# Problem requirements
Reproduce the data exactly.

# Exercise materials
^^^^^^^^^^^^^^^^
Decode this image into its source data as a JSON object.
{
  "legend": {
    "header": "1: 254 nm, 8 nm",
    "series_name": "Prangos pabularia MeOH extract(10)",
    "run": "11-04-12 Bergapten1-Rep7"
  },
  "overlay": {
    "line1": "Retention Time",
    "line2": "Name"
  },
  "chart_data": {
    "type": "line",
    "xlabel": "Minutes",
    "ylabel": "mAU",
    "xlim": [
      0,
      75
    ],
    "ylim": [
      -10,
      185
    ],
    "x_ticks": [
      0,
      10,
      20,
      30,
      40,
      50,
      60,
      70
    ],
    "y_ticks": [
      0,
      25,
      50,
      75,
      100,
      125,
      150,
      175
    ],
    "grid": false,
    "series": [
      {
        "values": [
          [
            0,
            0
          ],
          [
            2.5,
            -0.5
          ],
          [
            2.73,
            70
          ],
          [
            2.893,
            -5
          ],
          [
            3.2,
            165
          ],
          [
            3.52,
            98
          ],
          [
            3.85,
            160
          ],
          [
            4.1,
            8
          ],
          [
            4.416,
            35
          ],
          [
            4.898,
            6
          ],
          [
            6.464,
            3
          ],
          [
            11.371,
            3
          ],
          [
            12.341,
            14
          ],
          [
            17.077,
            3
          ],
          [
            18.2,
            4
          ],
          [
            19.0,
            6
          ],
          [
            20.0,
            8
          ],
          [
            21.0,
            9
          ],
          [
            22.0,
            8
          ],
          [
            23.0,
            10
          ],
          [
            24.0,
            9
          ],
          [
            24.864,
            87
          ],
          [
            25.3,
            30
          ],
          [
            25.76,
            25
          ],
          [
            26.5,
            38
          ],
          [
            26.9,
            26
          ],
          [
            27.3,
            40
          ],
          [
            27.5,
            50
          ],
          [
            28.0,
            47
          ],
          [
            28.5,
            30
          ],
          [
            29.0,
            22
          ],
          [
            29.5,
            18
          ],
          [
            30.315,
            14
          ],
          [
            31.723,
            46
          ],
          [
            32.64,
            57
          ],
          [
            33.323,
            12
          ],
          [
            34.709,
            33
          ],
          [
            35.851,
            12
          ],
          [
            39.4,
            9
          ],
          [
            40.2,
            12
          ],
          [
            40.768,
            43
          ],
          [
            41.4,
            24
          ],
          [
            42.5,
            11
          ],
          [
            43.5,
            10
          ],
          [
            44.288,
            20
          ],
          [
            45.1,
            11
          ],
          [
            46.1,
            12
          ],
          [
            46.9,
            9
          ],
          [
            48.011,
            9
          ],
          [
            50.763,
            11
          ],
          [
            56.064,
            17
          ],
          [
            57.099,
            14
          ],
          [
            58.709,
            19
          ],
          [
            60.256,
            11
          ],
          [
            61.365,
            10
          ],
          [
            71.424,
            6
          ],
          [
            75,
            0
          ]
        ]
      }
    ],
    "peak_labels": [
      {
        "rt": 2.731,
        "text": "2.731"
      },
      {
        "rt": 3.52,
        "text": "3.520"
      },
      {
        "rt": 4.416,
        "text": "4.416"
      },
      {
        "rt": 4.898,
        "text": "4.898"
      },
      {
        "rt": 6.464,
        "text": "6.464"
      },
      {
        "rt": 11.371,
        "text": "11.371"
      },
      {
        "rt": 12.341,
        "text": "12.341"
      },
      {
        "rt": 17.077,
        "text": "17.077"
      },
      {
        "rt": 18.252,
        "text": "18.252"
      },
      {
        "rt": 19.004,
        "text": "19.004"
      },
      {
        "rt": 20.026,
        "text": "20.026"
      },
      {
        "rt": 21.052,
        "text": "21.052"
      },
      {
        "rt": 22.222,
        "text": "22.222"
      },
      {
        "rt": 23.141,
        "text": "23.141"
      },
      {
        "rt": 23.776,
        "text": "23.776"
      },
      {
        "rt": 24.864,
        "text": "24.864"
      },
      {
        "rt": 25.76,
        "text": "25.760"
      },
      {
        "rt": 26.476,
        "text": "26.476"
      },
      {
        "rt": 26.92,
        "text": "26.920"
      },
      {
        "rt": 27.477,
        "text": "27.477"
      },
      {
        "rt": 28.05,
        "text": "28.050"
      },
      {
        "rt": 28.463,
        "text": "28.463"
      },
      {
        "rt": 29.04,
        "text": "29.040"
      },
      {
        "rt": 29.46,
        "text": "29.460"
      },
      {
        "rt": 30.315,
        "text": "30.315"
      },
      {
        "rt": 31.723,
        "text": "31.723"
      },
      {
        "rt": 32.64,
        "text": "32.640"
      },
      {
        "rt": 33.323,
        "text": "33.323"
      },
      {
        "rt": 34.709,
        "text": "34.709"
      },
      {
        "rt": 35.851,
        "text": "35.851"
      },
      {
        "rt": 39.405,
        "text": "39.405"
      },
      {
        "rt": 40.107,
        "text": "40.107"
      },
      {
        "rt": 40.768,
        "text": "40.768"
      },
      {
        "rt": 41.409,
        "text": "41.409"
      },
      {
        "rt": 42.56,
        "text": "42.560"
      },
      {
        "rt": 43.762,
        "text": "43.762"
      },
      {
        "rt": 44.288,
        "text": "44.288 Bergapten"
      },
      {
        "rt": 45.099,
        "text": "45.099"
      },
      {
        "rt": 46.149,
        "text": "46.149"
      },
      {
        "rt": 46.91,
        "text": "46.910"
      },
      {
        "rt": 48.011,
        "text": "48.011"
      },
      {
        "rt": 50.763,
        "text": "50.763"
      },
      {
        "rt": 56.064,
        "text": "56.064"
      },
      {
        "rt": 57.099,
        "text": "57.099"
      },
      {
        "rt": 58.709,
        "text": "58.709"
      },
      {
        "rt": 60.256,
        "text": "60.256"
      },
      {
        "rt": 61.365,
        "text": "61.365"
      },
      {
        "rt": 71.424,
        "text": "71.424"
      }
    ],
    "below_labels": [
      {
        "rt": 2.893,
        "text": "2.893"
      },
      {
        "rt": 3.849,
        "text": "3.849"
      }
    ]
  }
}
^^^^^^^^^^^^^^^^
# Task result
Decode this image into its source data as a JSON object.
{
  "legend": {
    "header": "1: 254 nm, 8 nm",
    "series_name": "Prangos pabularia MeOH extract(10)",
    "run": "11-04-12 Bergapten1-Rep7"
  },
  "overlay": {
    "line1": "Retention Time",
    "line2": "Name"
  },
  "chart_data": {
    "type": "line",
    "xlabel": "Minutes",
    "ylabel": "mAU",
    "xlim": [
      0,
      75
    ],
    "ylim": [
      -10,
      185
    ],
    "x_ticks": [
      0,
      10,
      20,
      30,
      40,
      50,
      60,
      70
    ],
    "y_ticks": [
      0,
      25,
      50,
      75,
      100,
      125,
      150,
      175
    ],
    "grid": false,
    "series": [
      {
        "values": [
          [
            0,
            0
          ],
          [
            2.5,
            -0.5
          ],
          [
            2.73,
            70
          ],
          [
            2.893,
            -5
          ],
          [
            3.2,
            165
          ],
          [
            3.52,
            98
          ],
          [
            3.85,
            160
          ],
          [
            4.1,
            8
          ],
          [
            4.416,
            35
          ],
          [
            4.898,
            6
          ],
          [
            6.464,
            3
          ],
          [
            11.371,
            3
          ],
          [
            12.341,
            14
          ],
          [
            17.077,
            3
          ],
          [
            18.2,
            4
          ],
          [
            19.0,
            6
          ],
          [
            20.0,
            8
          ],
          [
            21.0,
            9
          ],
          [
            22.0,
            8
          ],
          [
            23.0,
            10
          ],
          [
            24.0,
            9
          ],
          [
            24.864,
            87
          ],
          [
            25.3,
            30
          ],
          [
            25.76,
            25
          ],
          [
            26.5,
            38
          ],
          [
            26.9,
            26
          ],
          [
            27.3,
            40
          ],
          [
            27.5,
            50
          ],
          [
            28.0,
            47
          ],
          [
            28.5,
            30
          ],
          [
            29.0,
            22
          ],
          [
            29.5,
            18
          ],
          [
            30.315,
            14
          ],
          [
            31.723,
            46
          ],
          [
            32.64,
            57
          ],
          [
            33.323,
            12
          ],
          [
            34.709,
            33
          ],
          [
            35.851,
            12
          ],
          [
            39.4,
            9
          ],
          [
            40.2,
            12
          ],
          [
            40.768,
            43
          ],
          [
            41.4,
            24
          ],
          [
            42.5,
            11
          ],
          [
            43.5,
            10
          ],
          [
            44.288,
            20
          ],
          [
            45.1,
            11
          ],
          [
            46.1,
            12
          ],
          [
            46.9,
            9
          ],
          [
            48.011,
            9
          ],
          [
            50.763,
            11
          ],
          [
            56.064,
            17
          ],
          [
            57.099,
            14
          ],
          [
            58.709,
            19
          ],
          [
            60.256,
            11
          ],
          [
            61.365,
            10
          ],
          [
            71.424,
            6
          ],
          [
            75,
            0
          ]
        ]
      }
    ],
    "peak_labels": [
      {
        "rt": 2.731,
        "text": "2.731"
      },
      {
        "rt": 3.52,
        "text": "3.520"
      },
      {
        "rt": 4.416,
        "text": "4.416"
      },
      {
        "rt": 4.898,
        "text": "4.898"
      },
      {
        "rt": 6.464,
        "text": "6.464"
      },
      {
        "rt": 11.371,
        "text": "11.371"
      },
      {
        "rt": 12.341,
        "text": "12.341"
      },
      {
        "rt": 17.077,
        "text": "17.077"
      },
      {
        "rt": 18.252,
        "text": "18.252"
      },
      {
        "rt": 19.004,
        "text": "19.004"
      },
      {
        "rt": 20.026,
        "text": "20.026"
      },
      {
        "rt": 21.052,
        "text": "21.052"
      },
      {
        "rt": 22.222,
        "text": "22.222"
      },
      {
        "rt": 23.141,
        "text": "23.141"
      },
      {
        "rt": 23.776,
        "text": "23.776"
      },
      {
        "rt": 24.864,
        "text": "24.864"
      },
      {
        "rt": 25.76,
        "text": "25.760"
      },
      {
        "rt": 26.476,
        "text": "26.476"
      },
      {
        "rt": 26.92,
        "text": "26.920"
      },
      {
        "rt": 27.477,
        "text": "27.477"
      },
      {
        "rt": 28.05,
        "text": "28.050"
      },
      {
        "rt": 28.463,
        "text": "28.463"
      },
      {
        "rt": 29.04,
        "text": "29.040"
      },
      {
        "rt": 29.46,
        "text": "29.460"
      },
      {
        "rt": 30.315,
        "text": "30.315"
      },
      {
        "rt": 31.723,
        "text": "31.723"
      },
      {
        "rt": 32.64,
        "text": "32.640"
      },
      {
        "rt": 33.323,
        "text": "33.323"
      },
      {
        "rt": 34.709,
        "text": "34.709"
      },
      {
        "rt": 35.851,
        "text": "35.851"
      },
      {
        "rt": 39.405,
        "text": "39.405"
      },
      {
        "rt": 40.107,
        "text": "40.107"
      },
      {
        "rt": 40.768,
        "text": "40.768"
      },
      {
        "rt": 41.409,
        "text": "41.409"
      },
      {
        "rt": 42.56,
        "text": "42.560"
      },
      {
        "rt": 43.762,
        "text": "43.762"
      },
      {
        "rt": 44.288,
        "text": "44.288 Bergapten"
      },
      {
        "rt": 45.099,
        "text": "45.099"
      },
      {
        "rt": 46.149,
        "text": "46.149"
      },
      {
        "rt": 46.91,
        "text": "46.910"
      },
      {
        "rt": 48.011,
        "text": "48.011"
      },
      {
        "rt": 50.763,
        "text": "50.763"
      },
      {
        "rt": 56.064,
        "text": "56.064"
      },
      {
        "rt": 57.099,
        "text": "57.099"
      },
      {
        "rt": 58.709,
        "text": "58.709"
      },
      {
        "rt": 60.256,
        "text": "60.256"
      },
      {
        "rt": 61.365,
        "text": "61.365"
      },
      {
        "rt": 71.424,
        "text": "71.424"
      }
    ],
    "below_labels": [
      {
        "rt": 2.893,
        "text": "2.893"
      },
      {
        "rt": 3.849,
        "text": "3.849"
      }
    ]
  }
}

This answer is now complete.